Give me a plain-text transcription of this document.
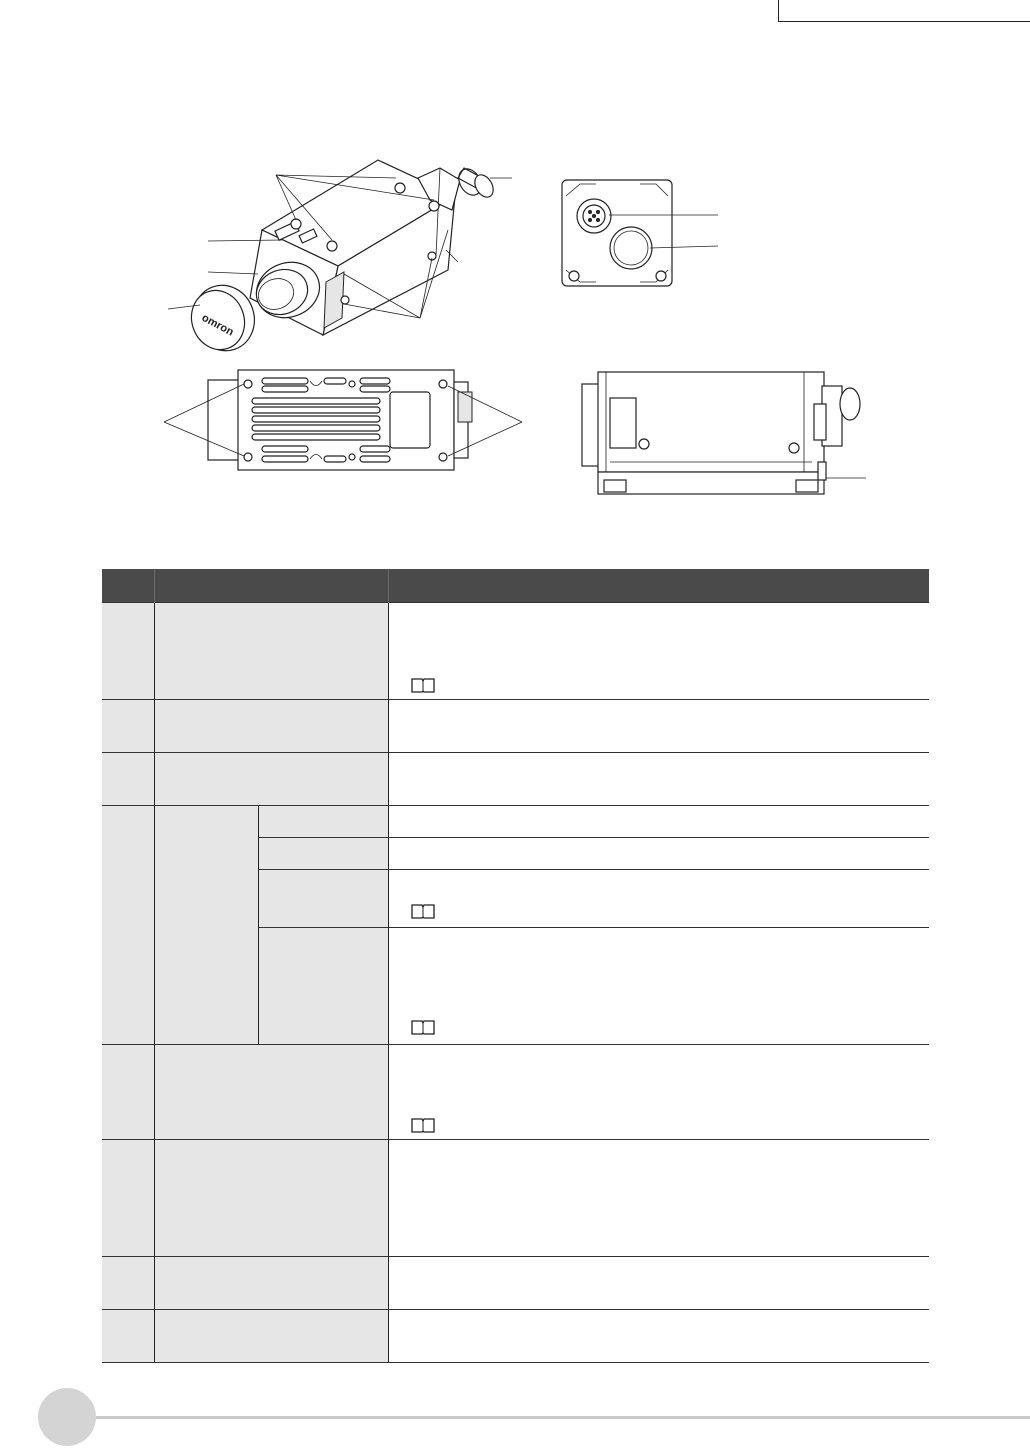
omron
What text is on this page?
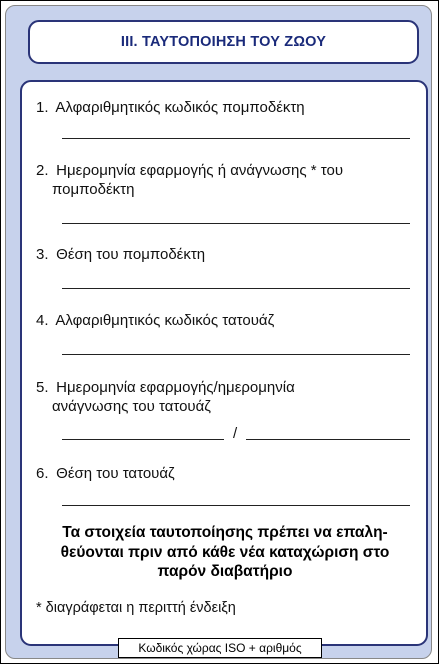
III. ΤΑΥΤΟΠΟΙΗΣΗ ΤΟΥ ΖΩΟΥ
1. Αλφαριθμητικός κωδικός πομποδέκτη
2. Ημερομηνία εφαρμογής ή ανάγνωσης * του
πομποδέκτη
3. Θέση του πομποδέκτη
4. Αλφαριθμητικός κωδικός τατουάζ
5. Ημερομηνία εφαρμογής/ημερομηνία
ανάγνωσης του τατουάζ
/
6. Θέση του τατουάζ
Τα στοιχεία ταυτοποίησης πρέπει να επαλη-
θεύονται πριν από κάθε νέα καταχώριση στο
παρόν διαβατήριο
* διαγράφεται η περιττή ένδειξη
Κωδικός χώρας ISO + αριθμός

Instructions to follow
Reproduce all of the material above word for word. Omit the pictures.

Exercise result
Give me a plain-text transcription of this document.
omron
What text is on this page?
III. ΤΑΥΤΟΠΟΙΗΣΗ ΤΟΥ ΖΩΟΥ
1. Αλφαριθμητικός κωδικός πομποδέκτη
2. Ημερομηνία εφαρμογής ή ανάγνωσης * του
πομποδέκτη
3. Θέση του πομποδέκτη
4. Αλφαριθμητικός κωδικός τατουάζ
5. Ημερομηνία εφαρμογής/ημερομηνία
ανάγνωσης του τατουάζ
/
6. Θέση του τατουάζ
Τα στοιχεία ταυτοποίησης πρέπει να επαλη-
θεύονται πριν από κάθε νέα καταχώριση στο
παρόν διαβατήριο
* διαγράφεται η περιττή ένδειξη
Κωδικός χώρας ISO + αριθμός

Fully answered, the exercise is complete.